Passage provided:

Anna Kolářová

Personal information
- Born: 8 October 1998 (age 27) Czech Republic

Sport
- Sport: Field hockey
- Position: Forward

Senior career
- Years: Team / Caps / Goals
- –: Slavia Praha / - / -

National team
- Years: Team / Caps / Goals
- 2014–: Czech Republic / 75 / (13)
- 2015–: Czech Republic Indoor / 39 / (13)

Medal record
Women's field hockey
Representing Czech Republic
EuroHockey Championship II
| Silver medal – second place | 2015 Prague |  |
Women's indoor hockey
FIH Indoor World Cup
| Bronze medal – third place | 2015 Leipzig |  |
| Bronze medal – third place | 2023 Pretoria |  |
| Bronze medal – third place | 2025 Poreč |  |
EuroHockey Indoor Championship
| Bronze medal – third place | 2020 Minsk |  |

= Anna Kolářová (field hockey) =

Czech field hockey player

Anna Kolářová (born 8 October 1998) is a Czech indoor and field hockey player.

==Life==
Kolářová was born on 8 October 1998.

==Career==
===Domestic league===
In the Czech National League, Kolářová represents HC Slavia Praha.

===Indoor hockey===
Kolářová made her international indoor hockey debut in 2015 at the FIH Indoor World Cup in Leipzig.

Extracted entries:

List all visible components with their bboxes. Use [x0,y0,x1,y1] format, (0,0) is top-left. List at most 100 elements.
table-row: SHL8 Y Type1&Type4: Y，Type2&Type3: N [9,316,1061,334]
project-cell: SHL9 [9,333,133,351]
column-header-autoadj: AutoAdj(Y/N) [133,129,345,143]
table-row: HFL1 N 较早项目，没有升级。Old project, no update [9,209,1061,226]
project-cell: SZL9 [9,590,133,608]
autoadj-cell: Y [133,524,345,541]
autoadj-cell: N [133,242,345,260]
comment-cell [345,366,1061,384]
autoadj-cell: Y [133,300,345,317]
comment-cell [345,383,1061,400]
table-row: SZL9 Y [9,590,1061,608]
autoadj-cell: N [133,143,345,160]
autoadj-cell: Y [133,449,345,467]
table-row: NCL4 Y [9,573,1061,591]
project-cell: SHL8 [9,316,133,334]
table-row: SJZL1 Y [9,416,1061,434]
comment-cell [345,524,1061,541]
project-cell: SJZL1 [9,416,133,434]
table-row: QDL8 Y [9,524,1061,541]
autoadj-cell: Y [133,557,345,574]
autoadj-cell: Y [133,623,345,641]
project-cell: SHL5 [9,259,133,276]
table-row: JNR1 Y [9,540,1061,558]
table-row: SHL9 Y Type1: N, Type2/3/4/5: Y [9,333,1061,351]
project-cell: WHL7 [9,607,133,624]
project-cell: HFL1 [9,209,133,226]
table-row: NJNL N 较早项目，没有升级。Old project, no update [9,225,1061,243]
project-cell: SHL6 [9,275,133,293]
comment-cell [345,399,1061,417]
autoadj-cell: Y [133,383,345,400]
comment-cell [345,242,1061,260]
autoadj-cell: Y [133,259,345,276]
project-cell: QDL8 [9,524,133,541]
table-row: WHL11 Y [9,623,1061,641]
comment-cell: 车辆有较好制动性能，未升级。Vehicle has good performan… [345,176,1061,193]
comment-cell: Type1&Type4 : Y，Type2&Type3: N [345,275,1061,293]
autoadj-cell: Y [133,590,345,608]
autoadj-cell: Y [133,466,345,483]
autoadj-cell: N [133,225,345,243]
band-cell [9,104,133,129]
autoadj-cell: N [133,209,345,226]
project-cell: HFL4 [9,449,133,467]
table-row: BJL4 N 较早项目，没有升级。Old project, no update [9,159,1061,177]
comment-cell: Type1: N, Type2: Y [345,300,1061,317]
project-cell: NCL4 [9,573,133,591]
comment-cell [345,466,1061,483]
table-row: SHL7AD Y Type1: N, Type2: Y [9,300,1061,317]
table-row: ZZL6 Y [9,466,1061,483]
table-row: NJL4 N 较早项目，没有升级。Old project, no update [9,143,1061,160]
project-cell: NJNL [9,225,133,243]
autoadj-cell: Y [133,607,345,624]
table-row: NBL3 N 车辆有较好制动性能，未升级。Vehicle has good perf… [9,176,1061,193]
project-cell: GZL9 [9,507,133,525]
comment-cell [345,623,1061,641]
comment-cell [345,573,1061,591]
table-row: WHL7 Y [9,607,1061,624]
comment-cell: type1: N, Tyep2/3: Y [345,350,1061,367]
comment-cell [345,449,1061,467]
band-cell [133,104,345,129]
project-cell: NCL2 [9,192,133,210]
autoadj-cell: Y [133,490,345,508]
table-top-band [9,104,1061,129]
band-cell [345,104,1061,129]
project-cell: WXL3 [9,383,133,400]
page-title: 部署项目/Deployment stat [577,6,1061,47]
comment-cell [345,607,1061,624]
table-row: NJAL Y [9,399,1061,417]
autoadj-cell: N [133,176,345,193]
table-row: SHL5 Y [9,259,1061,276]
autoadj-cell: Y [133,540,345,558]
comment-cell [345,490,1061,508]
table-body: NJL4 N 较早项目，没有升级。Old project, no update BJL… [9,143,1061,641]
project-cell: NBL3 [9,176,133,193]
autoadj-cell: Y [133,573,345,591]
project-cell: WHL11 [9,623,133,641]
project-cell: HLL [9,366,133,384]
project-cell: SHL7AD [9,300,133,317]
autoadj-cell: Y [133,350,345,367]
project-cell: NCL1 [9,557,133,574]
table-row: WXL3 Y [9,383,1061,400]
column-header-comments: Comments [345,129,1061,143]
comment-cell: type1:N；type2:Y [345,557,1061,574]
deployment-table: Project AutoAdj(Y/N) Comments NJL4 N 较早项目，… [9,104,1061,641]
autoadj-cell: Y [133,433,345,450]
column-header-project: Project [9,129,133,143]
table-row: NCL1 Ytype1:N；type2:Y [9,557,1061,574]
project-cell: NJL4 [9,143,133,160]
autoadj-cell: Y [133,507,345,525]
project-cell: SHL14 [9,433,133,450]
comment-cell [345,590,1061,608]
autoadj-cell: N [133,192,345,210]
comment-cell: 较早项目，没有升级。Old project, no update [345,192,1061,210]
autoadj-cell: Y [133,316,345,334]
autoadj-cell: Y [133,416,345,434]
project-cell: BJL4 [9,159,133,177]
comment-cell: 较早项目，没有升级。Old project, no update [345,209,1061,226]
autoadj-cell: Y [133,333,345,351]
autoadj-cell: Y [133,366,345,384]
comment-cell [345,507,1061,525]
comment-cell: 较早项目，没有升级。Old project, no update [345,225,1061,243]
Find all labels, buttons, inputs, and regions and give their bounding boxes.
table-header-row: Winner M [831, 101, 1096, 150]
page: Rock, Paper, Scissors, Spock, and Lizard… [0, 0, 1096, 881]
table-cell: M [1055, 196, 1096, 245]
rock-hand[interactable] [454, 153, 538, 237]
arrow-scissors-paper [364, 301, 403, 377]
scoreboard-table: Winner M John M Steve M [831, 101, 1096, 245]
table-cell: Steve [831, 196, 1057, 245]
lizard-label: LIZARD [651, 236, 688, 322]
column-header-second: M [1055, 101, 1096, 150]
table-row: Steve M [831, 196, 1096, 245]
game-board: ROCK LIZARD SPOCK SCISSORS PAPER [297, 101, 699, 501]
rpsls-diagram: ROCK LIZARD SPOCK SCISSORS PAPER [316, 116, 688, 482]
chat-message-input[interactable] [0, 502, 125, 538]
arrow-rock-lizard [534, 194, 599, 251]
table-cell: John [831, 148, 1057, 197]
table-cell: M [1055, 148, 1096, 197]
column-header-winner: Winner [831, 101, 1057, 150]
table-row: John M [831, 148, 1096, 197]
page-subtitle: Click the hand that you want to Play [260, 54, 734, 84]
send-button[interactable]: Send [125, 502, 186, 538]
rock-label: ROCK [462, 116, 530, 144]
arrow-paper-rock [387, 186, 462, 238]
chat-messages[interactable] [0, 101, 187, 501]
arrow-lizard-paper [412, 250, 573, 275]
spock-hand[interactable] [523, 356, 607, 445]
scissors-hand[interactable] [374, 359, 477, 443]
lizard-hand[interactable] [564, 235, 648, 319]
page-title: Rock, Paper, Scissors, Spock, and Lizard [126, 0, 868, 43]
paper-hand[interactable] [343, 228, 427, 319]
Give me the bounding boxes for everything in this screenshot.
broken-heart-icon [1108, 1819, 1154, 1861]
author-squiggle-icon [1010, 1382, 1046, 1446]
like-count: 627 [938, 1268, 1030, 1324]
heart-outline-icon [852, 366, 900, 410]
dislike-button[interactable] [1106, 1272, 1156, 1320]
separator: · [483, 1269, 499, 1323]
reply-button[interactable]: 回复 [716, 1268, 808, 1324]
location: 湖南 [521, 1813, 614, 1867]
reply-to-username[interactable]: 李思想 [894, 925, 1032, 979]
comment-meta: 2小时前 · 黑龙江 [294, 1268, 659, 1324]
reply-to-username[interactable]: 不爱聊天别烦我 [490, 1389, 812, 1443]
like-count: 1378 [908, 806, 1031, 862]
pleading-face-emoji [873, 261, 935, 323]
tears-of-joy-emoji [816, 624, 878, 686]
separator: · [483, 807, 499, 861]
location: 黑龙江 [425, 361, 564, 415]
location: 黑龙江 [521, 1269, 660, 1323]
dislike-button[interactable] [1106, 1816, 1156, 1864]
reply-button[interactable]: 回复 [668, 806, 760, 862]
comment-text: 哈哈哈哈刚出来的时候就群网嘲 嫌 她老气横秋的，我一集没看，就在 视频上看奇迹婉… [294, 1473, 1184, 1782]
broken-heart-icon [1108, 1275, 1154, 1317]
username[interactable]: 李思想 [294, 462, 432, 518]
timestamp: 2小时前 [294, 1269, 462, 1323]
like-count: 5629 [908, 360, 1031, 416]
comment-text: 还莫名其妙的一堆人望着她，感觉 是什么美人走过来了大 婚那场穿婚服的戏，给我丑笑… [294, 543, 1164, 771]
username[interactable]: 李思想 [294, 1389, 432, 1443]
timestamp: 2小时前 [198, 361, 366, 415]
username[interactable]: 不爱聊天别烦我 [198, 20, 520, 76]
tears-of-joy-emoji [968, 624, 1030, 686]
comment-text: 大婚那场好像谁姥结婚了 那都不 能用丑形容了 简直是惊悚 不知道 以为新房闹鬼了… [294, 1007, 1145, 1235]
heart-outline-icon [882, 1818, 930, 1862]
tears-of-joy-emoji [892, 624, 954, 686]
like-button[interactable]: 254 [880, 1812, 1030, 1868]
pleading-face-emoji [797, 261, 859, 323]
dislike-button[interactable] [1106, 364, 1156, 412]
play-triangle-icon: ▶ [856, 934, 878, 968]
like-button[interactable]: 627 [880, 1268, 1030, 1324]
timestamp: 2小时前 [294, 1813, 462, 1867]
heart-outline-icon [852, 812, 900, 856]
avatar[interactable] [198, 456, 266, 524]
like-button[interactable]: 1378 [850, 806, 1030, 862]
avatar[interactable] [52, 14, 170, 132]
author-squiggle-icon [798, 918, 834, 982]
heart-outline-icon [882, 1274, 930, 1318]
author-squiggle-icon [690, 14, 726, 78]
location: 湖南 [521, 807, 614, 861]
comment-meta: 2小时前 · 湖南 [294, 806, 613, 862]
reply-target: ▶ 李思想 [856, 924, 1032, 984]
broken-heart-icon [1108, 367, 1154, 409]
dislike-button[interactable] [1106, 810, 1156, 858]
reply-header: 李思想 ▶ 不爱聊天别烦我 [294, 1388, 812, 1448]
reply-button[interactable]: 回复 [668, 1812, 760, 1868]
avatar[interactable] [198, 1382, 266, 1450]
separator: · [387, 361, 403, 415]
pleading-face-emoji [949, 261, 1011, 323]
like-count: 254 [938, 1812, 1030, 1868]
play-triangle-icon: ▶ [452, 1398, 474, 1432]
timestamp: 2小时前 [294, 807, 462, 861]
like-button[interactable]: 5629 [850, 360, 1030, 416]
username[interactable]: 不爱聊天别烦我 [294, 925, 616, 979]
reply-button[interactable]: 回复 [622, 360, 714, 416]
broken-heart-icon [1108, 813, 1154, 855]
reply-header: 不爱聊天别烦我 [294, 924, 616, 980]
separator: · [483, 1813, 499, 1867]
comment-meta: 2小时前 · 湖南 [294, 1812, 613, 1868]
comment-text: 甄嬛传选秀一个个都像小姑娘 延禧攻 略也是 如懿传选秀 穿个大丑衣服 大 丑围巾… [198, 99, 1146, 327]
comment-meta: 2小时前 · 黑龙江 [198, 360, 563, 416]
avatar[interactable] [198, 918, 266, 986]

Brief 1: From the profile of Anna Kolářová, list each medal in her medal record with its tournament, year, and host city.
Brief 2: Write the next part of the Anna Kolářová profile, beginning after its final sentence about her indoor debut in Leipzig.

Response 1:
- Silver, EuroHockey Championship II, 2015 Prague
- Bronze, FIH Indoor World Cup, 2015 Leipzig
- Bronze, FIH Indoor World Cup, 2023 Pretoria
- Bronze, FIH Indoor World Cup, 2025 Poreč
- Bronze, EuroHockey Indoor Championship, 2020 Minsk

Response 2:
Since her debut, she has represented the national team at every EuroHockey Indoor Championship and FIH Indoor World Cup held. During this time she has earned bronze medals at the 2023 edition of the FIH Indoor World Cup, as well as the 2020 edition of the EuroHockey Indoor Championship.

===Field hockey===
Kolářová made her senior international debut in 2014 during round one of the 2012–13 FIH World League.

Throughout her career, Kolářová has been present at numerous international events. She has medalled once with the national team, taking home silver at the 2015 edition of the EuroHockey Championship II.

She has been named in the squad for the 2024 FIH Olympic Qualifiers in Ranchi.